> What the task requires
Copy out all the lines in the records that include the word "epoch".

> Data for the task
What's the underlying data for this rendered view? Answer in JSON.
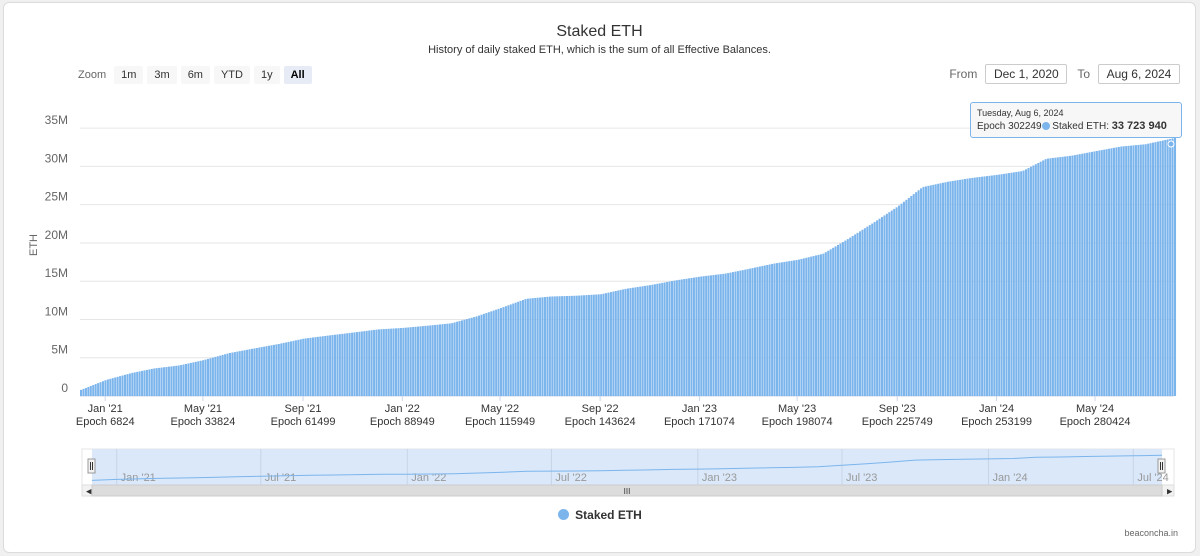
{
  "chart_data": {
    "type": "bar",
    "title": "Staked ETH",
    "subtitle": "History of daily staked ETH, which is the sum of all Effective Balances.",
    "ylabel": "ETH",
    "xlabel": "",
    "ylim": [
      0,
      35000000
    ],
    "y_ticks": [
      "0",
      "5M",
      "10M",
      "15M",
      "20M",
      "25M",
      "30M",
      "35M"
    ],
    "x_ticks": [
      {
        "date": "Jan '21",
        "epoch": "Epoch 6824"
      },
      {
        "date": "May '21",
        "epoch": "Epoch 33824"
      },
      {
        "date": "Sep '21",
        "epoch": "Epoch 61499"
      },
      {
        "date": "Jan '22",
        "epoch": "Epoch 88949"
      },
      {
        "date": "May '22",
        "epoch": "Epoch 115949"
      },
      {
        "date": "Sep '22",
        "epoch": "Epoch 143624"
      },
      {
        "date": "Jan '23",
        "epoch": "Epoch 171074"
      },
      {
        "date": "May '23",
        "epoch": "Epoch 198074"
      },
      {
        "date": "Sep '23",
        "epoch": "Epoch 225749"
      },
      {
        "date": "Jan '24",
        "epoch": "Epoch 253199"
      },
      {
        "date": "May '24",
        "epoch": "Epoch 280424"
      }
    ],
    "series": [
      {
        "name": "Staked ETH",
        "color": "#7cb5ec",
        "points": [
          [
            "2020-12-01",
            800000
          ],
          [
            "2021-01-01",
            2100000
          ],
          [
            "2021-02-01",
            3000000
          ],
          [
            "2021-03-01",
            3600000
          ],
          [
            "2021-04-01",
            4000000
          ],
          [
            "2021-05-01",
            4700000
          ],
          [
            "2021-06-01",
            5600000
          ],
          [
            "2021-07-01",
            6200000
          ],
          [
            "2021-08-01",
            6800000
          ],
          [
            "2021-09-01",
            7500000
          ],
          [
            "2021-10-01",
            7900000
          ],
          [
            "2021-11-01",
            8300000
          ],
          [
            "2021-12-01",
            8700000
          ],
          [
            "2022-01-01",
            8900000
          ],
          [
            "2022-02-01",
            9200000
          ],
          [
            "2022-03-01",
            9500000
          ],
          [
            "2022-04-01",
            10400000
          ],
          [
            "2022-05-01",
            11500000
          ],
          [
            "2022-06-01",
            12700000
          ],
          [
            "2022-07-01",
            13000000
          ],
          [
            "2022-08-01",
            13100000
          ],
          [
            "2022-09-01",
            13300000
          ],
          [
            "2022-10-01",
            14000000
          ],
          [
            "2022-11-01",
            14500000
          ],
          [
            "2022-12-01",
            15100000
          ],
          [
            "2023-01-01",
            15600000
          ],
          [
            "2023-02-01",
            16000000
          ],
          [
            "2023-03-01",
            16600000
          ],
          [
            "2023-04-01",
            17300000
          ],
          [
            "2023-05-01",
            17800000
          ],
          [
            "2023-06-01",
            18600000
          ],
          [
            "2023-07-01",
            20500000
          ],
          [
            "2023-08-01",
            22600000
          ],
          [
            "2023-09-01",
            24800000
          ],
          [
            "2023-10-01",
            27300000
          ],
          [
            "2023-11-01",
            28000000
          ],
          [
            "2023-12-01",
            28500000
          ],
          [
            "2024-01-01",
            28900000
          ],
          [
            "2024-02-01",
            29400000
          ],
          [
            "2024-03-01",
            31000000
          ],
          [
            "2024-04-01",
            31400000
          ],
          [
            "2024-05-01",
            32000000
          ],
          [
            "2024-06-01",
            32600000
          ],
          [
            "2024-07-01",
            32900000
          ],
          [
            "2024-08-06",
            33723940
          ]
        ]
      }
    ],
    "legend": "bottom-center",
    "grid": true
  },
  "zoom": {
    "label": "Zoom",
    "buttons": [
      "1m",
      "3m",
      "6m",
      "YTD",
      "1y",
      "All"
    ],
    "active": "All"
  },
  "range": {
    "from_label": "From",
    "from_value": "Dec 1, 2020",
    "to_label": "To",
    "to_value": "Aug 6, 2024"
  },
  "tooltip": {
    "date": "Tuesday, Aug 6, 2024",
    "epoch": "Epoch 302249",
    "series": "Staked ETH: ",
    "value": "33 723 940"
  },
  "navigator": {
    "labels": [
      "Jan '21",
      "Jul '21",
      "Jan '22",
      "Jul '22",
      "Jan '23",
      "Jul '23",
      "Jan '24",
      "Jul '24"
    ],
    "scroll_grip": "III"
  },
  "legend_label": "Staked ETH",
  "credits": "beaconcha.in",
  "colors": {
    "series": "#7cb5ec",
    "navigator_fill": "#d6e6fa"
  }
}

> Task answer
        "epoch": "Epoch 6824"
        "epoch": "Epoch 33824"
        "epoch": "Epoch 61499"
        "epoch": "Epoch 88949"
        "epoch": "Epoch 115949"
        "epoch": "Epoch 143624"
        "epoch": "Epoch 171074"
        "epoch": "Epoch 198074"
        "epoch": "Epoch 225749"
        "epoch": "Epoch 253199"
        "epoch": "Epoch 280424"
    "epoch": "Epoch 302249",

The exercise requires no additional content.